Directive - Output all of the records exactly as written.

Items listed in a dataset
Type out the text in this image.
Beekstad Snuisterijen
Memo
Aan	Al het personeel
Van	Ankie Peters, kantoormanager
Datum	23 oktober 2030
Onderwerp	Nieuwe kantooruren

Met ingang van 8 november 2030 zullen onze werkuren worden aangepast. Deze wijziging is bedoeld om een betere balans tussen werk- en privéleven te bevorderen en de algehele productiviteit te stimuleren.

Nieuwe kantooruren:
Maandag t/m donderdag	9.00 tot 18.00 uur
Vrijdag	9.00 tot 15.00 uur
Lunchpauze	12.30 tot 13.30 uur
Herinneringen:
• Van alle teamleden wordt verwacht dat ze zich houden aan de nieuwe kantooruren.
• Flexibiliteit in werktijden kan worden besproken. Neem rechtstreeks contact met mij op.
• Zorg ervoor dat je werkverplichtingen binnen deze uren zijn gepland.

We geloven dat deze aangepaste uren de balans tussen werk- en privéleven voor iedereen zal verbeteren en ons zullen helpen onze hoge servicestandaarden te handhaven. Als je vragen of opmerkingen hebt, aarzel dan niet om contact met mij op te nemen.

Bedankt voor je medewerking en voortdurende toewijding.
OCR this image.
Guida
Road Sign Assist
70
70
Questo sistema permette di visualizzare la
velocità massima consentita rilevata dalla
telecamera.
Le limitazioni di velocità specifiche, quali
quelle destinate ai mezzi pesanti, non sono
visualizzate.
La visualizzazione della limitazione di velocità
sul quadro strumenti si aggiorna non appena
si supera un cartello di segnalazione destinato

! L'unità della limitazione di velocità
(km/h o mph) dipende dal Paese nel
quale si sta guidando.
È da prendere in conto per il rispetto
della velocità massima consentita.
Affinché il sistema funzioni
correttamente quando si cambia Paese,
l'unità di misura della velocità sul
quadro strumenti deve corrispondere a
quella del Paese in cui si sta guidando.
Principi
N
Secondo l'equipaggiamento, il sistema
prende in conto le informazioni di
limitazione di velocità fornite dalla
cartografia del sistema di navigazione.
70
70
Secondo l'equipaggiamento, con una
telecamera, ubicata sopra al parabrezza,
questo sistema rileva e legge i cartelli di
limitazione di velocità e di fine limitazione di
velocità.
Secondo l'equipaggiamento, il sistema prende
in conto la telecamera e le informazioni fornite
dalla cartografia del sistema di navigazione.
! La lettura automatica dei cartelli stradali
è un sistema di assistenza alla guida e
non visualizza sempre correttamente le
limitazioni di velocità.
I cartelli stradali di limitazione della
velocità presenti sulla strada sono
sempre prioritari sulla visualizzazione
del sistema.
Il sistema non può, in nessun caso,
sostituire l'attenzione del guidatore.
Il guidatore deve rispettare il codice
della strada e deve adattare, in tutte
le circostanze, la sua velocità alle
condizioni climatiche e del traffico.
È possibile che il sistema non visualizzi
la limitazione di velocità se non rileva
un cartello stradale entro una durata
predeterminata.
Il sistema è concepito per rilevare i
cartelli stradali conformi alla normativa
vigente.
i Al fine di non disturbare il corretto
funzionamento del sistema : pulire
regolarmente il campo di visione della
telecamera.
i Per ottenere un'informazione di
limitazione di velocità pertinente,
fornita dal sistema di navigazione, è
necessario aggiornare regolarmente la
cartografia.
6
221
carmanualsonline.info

Result below -
Type out the text in this image.
Beekstad Snuisterijen
Memo
Aan	Al het personeel
Van	Ankie Peters, kantoormanager
Datum	23 oktober 2030
Onderwerp	Nieuwe kantooruren

Met ingang van 8 november 2030 zullen onze werkuren worden aangepast. Deze wijziging is bedoeld om een betere balans tussen werk- en privéleven te bevorderen en de algehele productiviteit te stimuleren.

Nieuwe kantooruren:
Maandag t/m donderdag	9.00 tot 18.00 uur
Vrijdag	9.00 tot 15.00 uur
Lunchpauze	12.30 tot 13.30 uur
Herinneringen:
• Van alle teamleden wordt verwacht dat ze zich houden aan de nieuwe kantooruren.
• Flexibiliteit in werktijden kan worden besproken. Neem rechtstreeks contact met mij op.
• Zorg ervoor dat je werkverplichtingen binnen deze uren zijn gepland.

We geloven dat deze aangepaste uren de balans tussen werk- en privéleven voor iedereen zal verbeteren en ons zullen helpen onze hoge servicestandaarden te handhaven. Als je vragen of opmerkingen hebt, aarzel dan niet om contact met mij op te nemen.

Bedankt voor je medewerking en voortdurende toewijding.
OCR this image.
Guida
Road Sign Assist
70
70
Questo sistema permette di visualizzare la
velocità massima consentita rilevata dalla
telecamera.
Le limitazioni di velocità specifiche, quali
quelle destinate ai mezzi pesanti, non sono
visualizzate.
La visualizzazione della limitazione di velocità
sul quadro strumenti si aggiorna non appena
si supera un cartello di segnalazione destinato

! L'unità della limitazione di velocità
(km/h o mph) dipende dal Paese nel
quale si sta guidando.
È da prendere in conto per il rispetto
della velocità massima consentita.
Affinché il sistema funzioni
correttamente quando si cambia Paese,
l'unità di misura della velocità sul
quadro strumenti deve corrispondere a
quella del Paese in cui si sta guidando.
Principi
N
Secondo l'equipaggiamento, il sistema
prende in conto le informazioni di
limitazione di velocità fornite dalla
cartografia del sistema di navigazione.
70
70
Secondo l'equipaggiamento, con una
telecamera, ubicata sopra al parabrezza,
questo sistema rileva e legge i cartelli di
limitazione di velocità e di fine limitazione di
velocità.
Secondo l'equipaggiamento, il sistema prende
in conto la telecamera e le informazioni fornite
dalla cartografia del sistema di navigazione.
! La lettura automatica dei cartelli stradali
è un sistema di assistenza alla guida e
non visualizza sempre correttamente le
limitazioni di velocità.
I cartelli stradali di limitazione della
velocità presenti sulla strada sono
sempre prioritari sulla visualizzazione
del sistema.
Il sistema non può, in nessun caso,
sostituire l'attenzione del guidatore.
Il guidatore deve rispettare il codice
della strada e deve adattare, in tutte
le circostanze, la sua velocità alle
condizioni climatiche e del traffico.
È possibile che il sistema non visualizzi
la limitazione di velocità se non rileva
un cartello stradale entro una durata
predeterminata.
Il sistema è concepito per rilevare i
cartelli stradali conformi alla normativa
vigente.
i Al fine di non disturbare il corretto
funzionamento del sistema : pulire
regolarmente il campo di visione della
telecamera.
i Per ottenere un'informazione di
limitazione di velocità pertinente,
fornita dal sistema di navigazione, è
necessario aggiornare regolarmente la
cartografia.
6
221
carmanualsonline.info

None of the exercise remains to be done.